### EXERCISE INSTRUCTIONS
Quote the records from the very first line through the line that contains "terms-line-3: contract as", with both ends included.

### Dataset rows
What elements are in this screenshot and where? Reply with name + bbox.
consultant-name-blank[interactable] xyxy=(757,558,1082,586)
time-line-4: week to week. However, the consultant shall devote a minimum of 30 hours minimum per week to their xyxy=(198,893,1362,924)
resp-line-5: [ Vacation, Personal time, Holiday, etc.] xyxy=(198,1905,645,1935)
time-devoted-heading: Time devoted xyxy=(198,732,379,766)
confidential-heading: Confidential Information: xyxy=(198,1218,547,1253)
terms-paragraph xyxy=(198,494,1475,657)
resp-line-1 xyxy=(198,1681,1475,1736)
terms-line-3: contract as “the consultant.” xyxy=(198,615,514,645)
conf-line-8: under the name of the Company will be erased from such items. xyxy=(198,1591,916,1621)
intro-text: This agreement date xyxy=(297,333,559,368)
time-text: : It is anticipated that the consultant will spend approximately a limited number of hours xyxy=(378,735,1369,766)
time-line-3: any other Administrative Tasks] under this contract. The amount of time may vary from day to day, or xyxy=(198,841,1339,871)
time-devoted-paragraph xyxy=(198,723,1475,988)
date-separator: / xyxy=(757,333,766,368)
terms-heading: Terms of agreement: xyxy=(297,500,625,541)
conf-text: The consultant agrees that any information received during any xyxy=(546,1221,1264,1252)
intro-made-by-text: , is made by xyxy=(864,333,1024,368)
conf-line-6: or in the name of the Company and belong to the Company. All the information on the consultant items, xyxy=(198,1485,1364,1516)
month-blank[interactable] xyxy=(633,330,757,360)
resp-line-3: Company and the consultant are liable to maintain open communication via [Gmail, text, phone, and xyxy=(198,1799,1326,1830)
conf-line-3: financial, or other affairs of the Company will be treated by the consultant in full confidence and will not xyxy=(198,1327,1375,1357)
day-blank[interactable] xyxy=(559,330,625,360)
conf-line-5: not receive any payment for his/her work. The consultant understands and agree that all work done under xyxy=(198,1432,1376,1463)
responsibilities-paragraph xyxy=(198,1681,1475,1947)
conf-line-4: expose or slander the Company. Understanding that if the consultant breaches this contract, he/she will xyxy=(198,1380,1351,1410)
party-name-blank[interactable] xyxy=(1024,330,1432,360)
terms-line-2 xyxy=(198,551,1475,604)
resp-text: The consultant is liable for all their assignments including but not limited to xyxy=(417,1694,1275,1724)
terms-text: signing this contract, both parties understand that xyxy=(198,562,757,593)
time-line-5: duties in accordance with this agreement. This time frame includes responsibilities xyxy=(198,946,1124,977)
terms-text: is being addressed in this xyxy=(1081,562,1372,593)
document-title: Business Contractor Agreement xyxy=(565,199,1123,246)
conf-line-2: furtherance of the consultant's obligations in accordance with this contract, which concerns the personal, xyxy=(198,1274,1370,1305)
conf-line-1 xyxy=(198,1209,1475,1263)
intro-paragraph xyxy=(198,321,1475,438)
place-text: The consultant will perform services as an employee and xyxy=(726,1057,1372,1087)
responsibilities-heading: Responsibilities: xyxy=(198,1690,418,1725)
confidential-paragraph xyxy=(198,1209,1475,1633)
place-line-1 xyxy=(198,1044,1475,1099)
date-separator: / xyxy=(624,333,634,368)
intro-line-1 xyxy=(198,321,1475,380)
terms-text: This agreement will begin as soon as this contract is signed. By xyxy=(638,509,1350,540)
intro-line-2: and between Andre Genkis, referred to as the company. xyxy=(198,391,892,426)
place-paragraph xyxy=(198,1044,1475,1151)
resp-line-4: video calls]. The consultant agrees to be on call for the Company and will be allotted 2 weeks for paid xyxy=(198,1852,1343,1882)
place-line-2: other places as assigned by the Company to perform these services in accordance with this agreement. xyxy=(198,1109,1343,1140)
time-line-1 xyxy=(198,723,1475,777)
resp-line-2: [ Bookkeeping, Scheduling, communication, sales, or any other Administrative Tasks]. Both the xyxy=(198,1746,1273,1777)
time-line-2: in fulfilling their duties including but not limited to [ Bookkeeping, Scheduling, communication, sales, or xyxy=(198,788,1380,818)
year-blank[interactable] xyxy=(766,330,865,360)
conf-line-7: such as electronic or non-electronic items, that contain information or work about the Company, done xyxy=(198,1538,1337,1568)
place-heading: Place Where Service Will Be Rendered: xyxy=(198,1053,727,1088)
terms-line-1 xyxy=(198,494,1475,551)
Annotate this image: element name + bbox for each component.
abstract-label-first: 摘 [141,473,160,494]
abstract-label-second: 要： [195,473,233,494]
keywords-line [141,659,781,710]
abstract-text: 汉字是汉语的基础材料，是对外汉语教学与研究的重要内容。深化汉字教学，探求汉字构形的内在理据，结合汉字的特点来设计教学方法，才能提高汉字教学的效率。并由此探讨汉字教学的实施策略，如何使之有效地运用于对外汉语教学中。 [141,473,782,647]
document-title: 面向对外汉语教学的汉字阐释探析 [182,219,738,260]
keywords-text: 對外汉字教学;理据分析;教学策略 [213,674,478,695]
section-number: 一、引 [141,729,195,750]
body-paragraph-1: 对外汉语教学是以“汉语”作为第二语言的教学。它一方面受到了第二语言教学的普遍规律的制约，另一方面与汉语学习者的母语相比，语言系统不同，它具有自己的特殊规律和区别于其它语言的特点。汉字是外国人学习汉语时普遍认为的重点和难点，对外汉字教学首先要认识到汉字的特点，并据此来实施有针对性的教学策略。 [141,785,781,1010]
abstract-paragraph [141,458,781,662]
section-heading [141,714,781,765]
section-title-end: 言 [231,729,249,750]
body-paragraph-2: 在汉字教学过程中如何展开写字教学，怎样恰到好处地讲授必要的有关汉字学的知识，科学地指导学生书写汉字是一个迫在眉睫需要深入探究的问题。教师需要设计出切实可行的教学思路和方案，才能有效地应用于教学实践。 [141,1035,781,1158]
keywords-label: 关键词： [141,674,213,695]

### TASK RESPONSE
What elements are in this screenshot and where? Reply with name + bbox.
consultant-name-blank[interactable] xyxy=(757,558,1082,586)
time-line-4: week to week. However, the consultant shall devote a minimum of 30 hours minimum per week to their xyxy=(198,893,1362,924)
resp-line-5: [ Vacation, Personal time, Holiday, etc.] xyxy=(198,1905,645,1935)
time-devoted-heading: Time devoted xyxy=(198,732,379,766)
confidential-heading: Confidential Information: xyxy=(198,1218,547,1253)
terms-paragraph xyxy=(198,494,1475,657)
resp-line-1 xyxy=(198,1681,1475,1736)
terms-line-3: contract as “the consultant.” xyxy=(198,615,514,645)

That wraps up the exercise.